-------- DATA PROVIDED --------
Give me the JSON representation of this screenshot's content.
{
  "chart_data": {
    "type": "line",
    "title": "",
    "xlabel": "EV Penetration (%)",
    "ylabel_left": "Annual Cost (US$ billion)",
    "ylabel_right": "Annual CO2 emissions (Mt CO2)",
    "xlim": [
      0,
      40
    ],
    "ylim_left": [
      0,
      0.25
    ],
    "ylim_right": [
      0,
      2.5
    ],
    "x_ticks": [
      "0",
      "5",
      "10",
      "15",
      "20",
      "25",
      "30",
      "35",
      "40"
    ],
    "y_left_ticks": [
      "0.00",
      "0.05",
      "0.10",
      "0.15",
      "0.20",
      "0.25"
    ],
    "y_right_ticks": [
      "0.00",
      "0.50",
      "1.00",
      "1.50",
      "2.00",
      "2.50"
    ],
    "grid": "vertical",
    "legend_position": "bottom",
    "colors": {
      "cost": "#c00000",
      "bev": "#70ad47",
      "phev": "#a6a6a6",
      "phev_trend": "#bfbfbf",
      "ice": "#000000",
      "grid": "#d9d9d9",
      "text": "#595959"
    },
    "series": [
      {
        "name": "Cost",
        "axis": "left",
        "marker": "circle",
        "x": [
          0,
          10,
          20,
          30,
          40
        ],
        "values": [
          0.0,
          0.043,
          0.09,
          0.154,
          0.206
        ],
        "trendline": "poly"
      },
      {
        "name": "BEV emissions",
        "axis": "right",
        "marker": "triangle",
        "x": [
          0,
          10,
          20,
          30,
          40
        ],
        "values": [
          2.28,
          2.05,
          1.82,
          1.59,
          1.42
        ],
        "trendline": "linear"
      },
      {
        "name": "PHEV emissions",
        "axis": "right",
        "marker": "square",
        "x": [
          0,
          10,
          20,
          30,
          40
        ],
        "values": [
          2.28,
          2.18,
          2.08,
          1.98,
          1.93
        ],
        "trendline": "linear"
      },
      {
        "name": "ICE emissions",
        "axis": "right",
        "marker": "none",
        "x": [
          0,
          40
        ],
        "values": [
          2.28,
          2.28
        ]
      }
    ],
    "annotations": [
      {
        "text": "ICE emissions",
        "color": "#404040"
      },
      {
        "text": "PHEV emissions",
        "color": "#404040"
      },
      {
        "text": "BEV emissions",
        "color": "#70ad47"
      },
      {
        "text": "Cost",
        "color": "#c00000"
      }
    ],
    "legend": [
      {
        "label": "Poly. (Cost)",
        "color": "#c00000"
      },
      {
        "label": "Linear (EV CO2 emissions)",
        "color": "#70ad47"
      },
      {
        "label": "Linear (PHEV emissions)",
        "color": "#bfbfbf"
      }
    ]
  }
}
--------
▶ **TASK TO COMPLETE**
Write out each line of the data that holds the string "name".

▶ **EXERCISE RESULT**
        "name": "Cost",
        "name": "BEV emissions",
        "name": "PHEV emissions",
        "name": "ICE emissions",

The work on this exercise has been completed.